# Challenge
Pull out every line in the data that has the string "shaped" in it.

Extracts from a graphics dataset:
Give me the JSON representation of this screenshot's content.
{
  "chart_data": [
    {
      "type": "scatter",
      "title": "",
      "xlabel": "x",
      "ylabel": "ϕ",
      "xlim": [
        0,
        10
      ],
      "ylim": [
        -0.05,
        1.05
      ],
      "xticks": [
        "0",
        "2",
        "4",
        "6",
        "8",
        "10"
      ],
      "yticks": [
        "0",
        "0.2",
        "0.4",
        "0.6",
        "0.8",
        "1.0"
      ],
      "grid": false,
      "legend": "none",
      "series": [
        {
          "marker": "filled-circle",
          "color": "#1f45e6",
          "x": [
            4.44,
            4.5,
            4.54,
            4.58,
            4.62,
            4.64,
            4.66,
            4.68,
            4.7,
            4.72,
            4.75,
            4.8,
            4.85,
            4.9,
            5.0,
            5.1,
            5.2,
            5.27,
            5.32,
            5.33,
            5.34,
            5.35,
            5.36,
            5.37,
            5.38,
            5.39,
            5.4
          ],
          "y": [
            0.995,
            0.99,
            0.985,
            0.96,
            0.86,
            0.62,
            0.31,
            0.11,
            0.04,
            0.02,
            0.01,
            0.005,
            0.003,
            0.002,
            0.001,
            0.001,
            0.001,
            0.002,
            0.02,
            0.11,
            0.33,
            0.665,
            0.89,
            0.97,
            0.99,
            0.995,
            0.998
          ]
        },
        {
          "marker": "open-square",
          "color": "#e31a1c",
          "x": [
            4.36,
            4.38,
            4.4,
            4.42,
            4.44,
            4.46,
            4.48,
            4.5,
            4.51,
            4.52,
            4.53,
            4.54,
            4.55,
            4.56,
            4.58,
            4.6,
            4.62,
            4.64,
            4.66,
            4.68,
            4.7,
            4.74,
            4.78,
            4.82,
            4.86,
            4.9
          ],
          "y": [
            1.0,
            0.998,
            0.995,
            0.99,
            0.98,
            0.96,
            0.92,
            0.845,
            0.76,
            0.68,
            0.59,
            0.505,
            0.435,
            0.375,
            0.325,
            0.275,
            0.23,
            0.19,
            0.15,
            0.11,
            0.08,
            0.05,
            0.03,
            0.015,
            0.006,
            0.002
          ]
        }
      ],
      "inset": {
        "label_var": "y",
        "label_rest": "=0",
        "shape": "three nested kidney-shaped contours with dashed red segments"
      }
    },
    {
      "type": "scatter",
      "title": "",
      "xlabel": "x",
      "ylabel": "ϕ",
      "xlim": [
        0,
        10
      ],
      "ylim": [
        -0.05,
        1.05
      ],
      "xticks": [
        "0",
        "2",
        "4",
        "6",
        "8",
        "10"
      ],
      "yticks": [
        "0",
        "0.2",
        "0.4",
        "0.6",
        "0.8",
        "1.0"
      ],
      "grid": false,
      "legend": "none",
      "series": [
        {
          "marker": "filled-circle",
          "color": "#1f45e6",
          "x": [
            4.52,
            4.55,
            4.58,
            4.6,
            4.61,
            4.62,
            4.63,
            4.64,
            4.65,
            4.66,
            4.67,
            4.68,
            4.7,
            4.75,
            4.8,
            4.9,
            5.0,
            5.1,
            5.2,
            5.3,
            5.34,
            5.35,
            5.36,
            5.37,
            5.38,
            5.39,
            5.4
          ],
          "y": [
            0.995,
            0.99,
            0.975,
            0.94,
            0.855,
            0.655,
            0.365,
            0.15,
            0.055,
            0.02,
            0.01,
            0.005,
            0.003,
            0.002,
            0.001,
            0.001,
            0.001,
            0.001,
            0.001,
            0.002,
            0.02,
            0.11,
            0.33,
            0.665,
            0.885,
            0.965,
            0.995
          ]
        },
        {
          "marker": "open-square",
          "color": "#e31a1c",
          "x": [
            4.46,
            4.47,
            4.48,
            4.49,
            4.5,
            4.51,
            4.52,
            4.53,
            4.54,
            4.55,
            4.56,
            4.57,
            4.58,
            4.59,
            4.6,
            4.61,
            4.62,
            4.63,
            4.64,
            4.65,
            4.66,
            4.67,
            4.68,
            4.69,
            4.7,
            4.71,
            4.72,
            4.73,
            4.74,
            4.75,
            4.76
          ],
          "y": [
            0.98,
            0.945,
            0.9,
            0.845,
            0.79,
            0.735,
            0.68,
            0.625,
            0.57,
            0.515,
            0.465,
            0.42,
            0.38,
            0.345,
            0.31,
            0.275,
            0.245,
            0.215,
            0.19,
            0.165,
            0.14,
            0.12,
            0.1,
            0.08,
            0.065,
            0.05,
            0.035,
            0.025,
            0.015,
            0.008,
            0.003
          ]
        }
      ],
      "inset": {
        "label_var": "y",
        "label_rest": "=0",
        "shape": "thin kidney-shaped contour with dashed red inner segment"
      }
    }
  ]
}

# Written answer
        "shape": "three nested kidney-shaped contours with dashed red segments"
        "shape": "thin kidney-shaped contour with dashed red inner segment"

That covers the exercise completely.